Data tied to figure images:
^^^^^^^^^^^^^^^^
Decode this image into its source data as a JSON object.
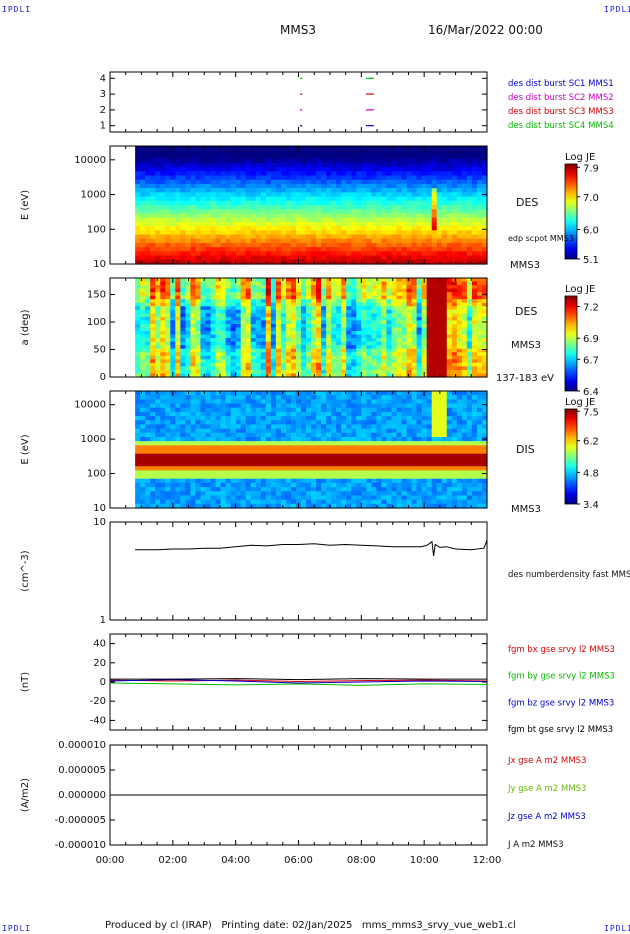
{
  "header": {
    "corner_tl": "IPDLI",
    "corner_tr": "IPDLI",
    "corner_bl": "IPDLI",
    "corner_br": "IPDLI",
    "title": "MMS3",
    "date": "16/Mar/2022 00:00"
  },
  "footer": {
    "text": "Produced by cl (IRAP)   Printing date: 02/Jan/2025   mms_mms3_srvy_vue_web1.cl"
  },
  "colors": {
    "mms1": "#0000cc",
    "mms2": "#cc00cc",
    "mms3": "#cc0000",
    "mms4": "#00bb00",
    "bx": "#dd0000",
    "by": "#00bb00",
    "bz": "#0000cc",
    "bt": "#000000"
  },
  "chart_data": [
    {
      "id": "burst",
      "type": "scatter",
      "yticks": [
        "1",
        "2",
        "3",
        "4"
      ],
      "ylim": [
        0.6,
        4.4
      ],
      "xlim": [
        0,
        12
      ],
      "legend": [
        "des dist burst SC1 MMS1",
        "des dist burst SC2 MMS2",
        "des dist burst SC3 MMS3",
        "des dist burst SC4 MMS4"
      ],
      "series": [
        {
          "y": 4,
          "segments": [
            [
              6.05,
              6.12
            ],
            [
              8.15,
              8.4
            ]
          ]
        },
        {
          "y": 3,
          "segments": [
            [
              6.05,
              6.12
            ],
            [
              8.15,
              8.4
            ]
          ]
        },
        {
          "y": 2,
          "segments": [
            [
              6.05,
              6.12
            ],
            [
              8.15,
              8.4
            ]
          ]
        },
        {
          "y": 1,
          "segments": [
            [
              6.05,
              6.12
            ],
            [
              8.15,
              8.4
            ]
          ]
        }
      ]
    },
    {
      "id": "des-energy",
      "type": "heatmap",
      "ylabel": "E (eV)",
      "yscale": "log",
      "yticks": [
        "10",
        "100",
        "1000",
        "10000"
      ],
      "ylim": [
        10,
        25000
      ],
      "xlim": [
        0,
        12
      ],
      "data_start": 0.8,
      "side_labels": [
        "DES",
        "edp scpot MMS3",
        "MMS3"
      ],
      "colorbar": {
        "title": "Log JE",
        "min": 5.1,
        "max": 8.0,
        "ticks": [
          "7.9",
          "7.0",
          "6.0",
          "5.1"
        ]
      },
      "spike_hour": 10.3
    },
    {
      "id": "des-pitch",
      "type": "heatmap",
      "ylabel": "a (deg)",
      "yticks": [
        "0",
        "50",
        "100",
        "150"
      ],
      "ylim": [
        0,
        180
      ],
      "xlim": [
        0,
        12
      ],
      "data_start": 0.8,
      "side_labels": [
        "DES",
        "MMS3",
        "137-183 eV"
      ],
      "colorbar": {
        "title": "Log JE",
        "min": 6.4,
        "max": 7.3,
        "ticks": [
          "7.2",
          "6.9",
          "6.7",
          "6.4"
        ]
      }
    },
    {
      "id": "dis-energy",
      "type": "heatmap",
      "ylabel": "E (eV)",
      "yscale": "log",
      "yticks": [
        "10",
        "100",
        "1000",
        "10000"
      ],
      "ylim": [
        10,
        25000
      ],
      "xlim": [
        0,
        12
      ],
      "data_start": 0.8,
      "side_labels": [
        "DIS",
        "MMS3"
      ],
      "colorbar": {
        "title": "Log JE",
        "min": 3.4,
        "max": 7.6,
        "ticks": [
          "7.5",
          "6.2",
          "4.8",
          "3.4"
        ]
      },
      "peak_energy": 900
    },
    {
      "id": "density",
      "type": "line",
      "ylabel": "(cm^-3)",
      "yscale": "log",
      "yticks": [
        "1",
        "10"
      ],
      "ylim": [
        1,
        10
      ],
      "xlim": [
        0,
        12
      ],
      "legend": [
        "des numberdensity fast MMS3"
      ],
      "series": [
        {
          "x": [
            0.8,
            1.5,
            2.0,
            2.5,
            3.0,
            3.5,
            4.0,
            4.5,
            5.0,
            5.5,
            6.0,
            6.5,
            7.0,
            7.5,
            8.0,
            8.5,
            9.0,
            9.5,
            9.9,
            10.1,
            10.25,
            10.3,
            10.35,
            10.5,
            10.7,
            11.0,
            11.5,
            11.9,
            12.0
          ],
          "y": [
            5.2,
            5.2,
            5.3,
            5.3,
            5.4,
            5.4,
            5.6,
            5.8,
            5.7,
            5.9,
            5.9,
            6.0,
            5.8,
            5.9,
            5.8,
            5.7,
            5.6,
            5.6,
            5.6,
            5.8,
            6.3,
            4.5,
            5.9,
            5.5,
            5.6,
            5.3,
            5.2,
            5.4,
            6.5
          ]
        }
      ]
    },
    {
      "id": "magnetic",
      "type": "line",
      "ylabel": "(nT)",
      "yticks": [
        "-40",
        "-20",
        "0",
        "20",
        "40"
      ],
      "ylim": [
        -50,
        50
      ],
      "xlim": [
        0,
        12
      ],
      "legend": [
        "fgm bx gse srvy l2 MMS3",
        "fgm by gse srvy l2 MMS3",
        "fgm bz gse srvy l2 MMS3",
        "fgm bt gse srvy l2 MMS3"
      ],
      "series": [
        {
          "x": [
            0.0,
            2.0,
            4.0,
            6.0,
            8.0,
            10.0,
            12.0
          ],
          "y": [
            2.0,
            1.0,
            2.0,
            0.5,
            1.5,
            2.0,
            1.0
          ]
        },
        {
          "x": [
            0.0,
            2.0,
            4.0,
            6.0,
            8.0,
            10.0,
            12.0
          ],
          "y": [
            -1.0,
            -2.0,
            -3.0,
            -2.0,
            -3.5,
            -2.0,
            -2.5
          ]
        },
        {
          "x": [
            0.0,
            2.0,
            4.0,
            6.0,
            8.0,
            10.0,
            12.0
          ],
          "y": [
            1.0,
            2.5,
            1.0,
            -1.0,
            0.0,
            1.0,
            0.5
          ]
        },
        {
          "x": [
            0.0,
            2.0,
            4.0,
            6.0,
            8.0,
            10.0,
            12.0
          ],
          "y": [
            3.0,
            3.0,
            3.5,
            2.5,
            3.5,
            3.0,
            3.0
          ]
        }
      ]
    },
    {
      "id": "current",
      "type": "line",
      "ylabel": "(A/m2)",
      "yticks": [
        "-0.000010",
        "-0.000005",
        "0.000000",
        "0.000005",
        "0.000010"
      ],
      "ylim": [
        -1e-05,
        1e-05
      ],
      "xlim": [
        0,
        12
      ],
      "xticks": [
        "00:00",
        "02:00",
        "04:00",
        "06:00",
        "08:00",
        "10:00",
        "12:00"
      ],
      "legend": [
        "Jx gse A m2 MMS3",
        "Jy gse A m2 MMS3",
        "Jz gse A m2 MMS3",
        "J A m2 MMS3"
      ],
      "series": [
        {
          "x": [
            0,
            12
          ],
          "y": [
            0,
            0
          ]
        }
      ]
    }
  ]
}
^^^^^^^^^^^^^^^^
Given exercise:
Set the pictures aside and transcribe the data above exactly.

Solution for this problem:
Decode this image into its source data as a JSON object.
{
  "header": {
    "corner_tl": "IPDLI",
    "corner_tr": "IPDLI",
    "corner_bl": "IPDLI",
    "corner_br": "IPDLI",
    "title": "MMS3",
    "date": "16/Mar/2022 00:00"
  },
  "footer": {
    "text": "Produced by cl (IRAP)   Printing date: 02/Jan/2025   mms_mms3_srvy_vue_web1.cl"
  },
  "colors": {
    "mms1": "#0000cc",
    "mms2": "#cc00cc",
    "mms3": "#cc0000",
    "mms4": "#00bb00",
    "bx": "#dd0000",
    "by": "#00bb00",
    "bz": "#0000cc",
    "bt": "#000000"
  },
  "chart_data": [
    {
      "id": "burst",
      "type": "scatter",
      "yticks": [
        "1",
        "2",
        "3",
        "4"
      ],
      "ylim": [
        0.6,
        4.4
      ],
      "xlim": [
        0,
        12
      ],
      "legend": [
        "des dist burst SC1 MMS1",
        "des dist burst SC2 MMS2",
        "des dist burst SC3 MMS3",
        "des dist burst SC4 MMS4"
      ],
      "series": [
        {
          "y": 4,
          "segments": [
            [
              6.05,
              6.12
            ],
            [
              8.15,
              8.4
            ]
          ]
        },
        {
          "y": 3,
          "segments": [
            [
              6.05,
              6.12
            ],
            [
              8.15,
              8.4
            ]
          ]
        },
        {
          "y": 2,
          "segments": [
            [
              6.05,
              6.12
            ],
            [
              8.15,
              8.4
            ]
          ]
        },
        {
          "y": 1,
          "segments": [
            [
              6.05,
              6.12
            ],
            [
              8.15,
              8.4
            ]
          ]
        }
      ]
    },
    {
      "id": "des-energy",
      "type": "heatmap",
      "ylabel": "E (eV)",
      "yscale": "log",
      "yticks": [
        "10",
        "100",
        "1000",
        "10000"
      ],
      "ylim": [
        10,
        25000
      ],
      "xlim": [
        0,
        12
      ],
      "data_start": 0.8,
      "side_labels": [
        "DES",
        "edp scpot MMS3",
        "MMS3"
      ],
      "colorbar": {
        "title": "Log JE",
        "min": 5.1,
        "max": 8.0,
        "ticks": [
          "7.9",
          "7.0",
          "6.0",
          "5.1"
        ]
      },
      "spike_hour": 10.3
    },
    {
      "id": "des-pitch",
      "type": "heatmap",
      "ylabel": "a (deg)",
      "yticks": [
        "0",
        "50",
        "100",
        "150"
      ],
      "ylim": [
        0,
        180
      ],
      "xlim": [
        0,
        12
      ],
      "data_start": 0.8,
      "side_labels": [
        "DES",
        "MMS3",
        "137-183 eV"
      ],
      "colorbar": {
        "title": "Log JE",
        "min": 6.4,
        "max": 7.3,
        "ticks": [
          "7.2",
          "6.9",
          "6.7",
          "6.4"
        ]
      }
    },
    {
      "id": "dis-energy",
      "type": "heatmap",
      "ylabel": "E (eV)",
      "yscale": "log",
      "yticks": [
        "10",
        "100",
        "1000",
        "10000"
      ],
      "ylim": [
        10,
        25000
      ],
      "xlim": [
        0,
        12
      ],
      "data_start": 0.8,
      "side_labels": [
        "DIS",
        "MMS3"
      ],
      "colorbar": {
        "title": "Log JE",
        "min": 3.4,
        "max": 7.6,
        "ticks": [
          "7.5",
          "6.2",
          "4.8",
          "3.4"
        ]
      },
      "peak_energy": 900
    },
    {
      "id": "density",
      "type": "line",
      "ylabel": "(cm^-3)",
      "yscale": "log",
      "yticks": [
        "1",
        "10"
      ],
      "ylim": [
        1,
        10
      ],
      "xlim": [
        0,
        12
      ],
      "legend": [
        "des numberdensity fast MMS3"
      ],
      "series": [
        {
          "x": [
            0.8,
            1.5,
            2.0,
            2.5,
            3.0,
            3.5,
            4.0,
            4.5,
            5.0,
            5.5,
            6.0,
            6.5,
            7.0,
            7.5,
            8.0,
            8.5,
            9.0,
            9.5,
            9.9,
            10.1,
            10.25,
            10.3,
            10.35,
            10.5,
            10.7,
            11.0,
            11.5,
            11.9,
            12.0
          ],
          "y": [
            5.2,
            5.2,
            5.3,
            5.3,
            5.4,
            5.4,
            5.6,
            5.8,
            5.7,
            5.9,
            5.9,
            6.0,
            5.8,
            5.9,
            5.8,
            5.7,
            5.6,
            5.6,
            5.6,
            5.8,
            6.3,
            4.5,
            5.9,
            5.5,
            5.6,
            5.3,
            5.2,
            5.4,
            6.5
          ]
        }
      ]
    },
    {
      "id": "magnetic",
      "type": "line",
      "ylabel": "(nT)",
      "yticks": [
        "-40",
        "-20",
        "0",
        "20",
        "40"
      ],
      "ylim": [
        -50,
        50
      ],
      "xlim": [
        0,
        12
      ],
      "legend": [
        "fgm bx gse srvy l2 MMS3",
        "fgm by gse srvy l2 MMS3",
        "fgm bz gse srvy l2 MMS3",
        "fgm bt gse srvy l2 MMS3"
      ],
      "series": [
        {
          "x": [
            0.0,
            2.0,
            4.0,
            6.0,
            8.0,
            10.0,
            12.0
          ],
          "y": [
            2.0,
            1.0,
            2.0,
            0.5,
            1.5,
            2.0,
            1.0
          ]
        },
        {
          "x": [
            0.0,
            2.0,
            4.0,
            6.0,
            8.0,
            10.0,
            12.0
          ],
          "y": [
            -1.0,
            -2.0,
            -3.0,
            -2.0,
            -3.5,
            -2.0,
            -2.5
          ]
        },
        {
          "x": [
            0.0,
            2.0,
            4.0,
            6.0,
            8.0,
            10.0,
            12.0
          ],
          "y": [
            1.0,
            2.5,
            1.0,
            -1.0,
            0.0,
            1.0,
            0.5
          ]
        },
        {
          "x": [
            0.0,
            2.0,
            4.0,
            6.0,
            8.0,
            10.0,
            12.0
          ],
          "y": [
            3.0,
            3.0,
            3.5,
            2.5,
            3.5,
            3.0,
            3.0
          ]
        }
      ]
    },
    {
      "id": "current",
      "type": "line",
      "ylabel": "(A/m2)",
      "yticks": [
        "-0.000010",
        "-0.000005",
        "0.000000",
        "0.000005",
        "0.000010"
      ],
      "ylim": [
        -1e-05,
        1e-05
      ],
      "xlim": [
        0,
        12
      ],
      "xticks": [
        "00:00",
        "02:00",
        "04:00",
        "06:00",
        "08:00",
        "10:00",
        "12:00"
      ],
      "legend": [
        "Jx gse A m2 MMS3",
        "Jy gse A m2 MMS3",
        "Jz gse A m2 MMS3",
        "J A m2 MMS3"
      ],
      "series": [
        {
          "x": [
            0,
            12
          ],
          "y": [
            0,
            0
          ]
        }
      ]
    }
  ]
}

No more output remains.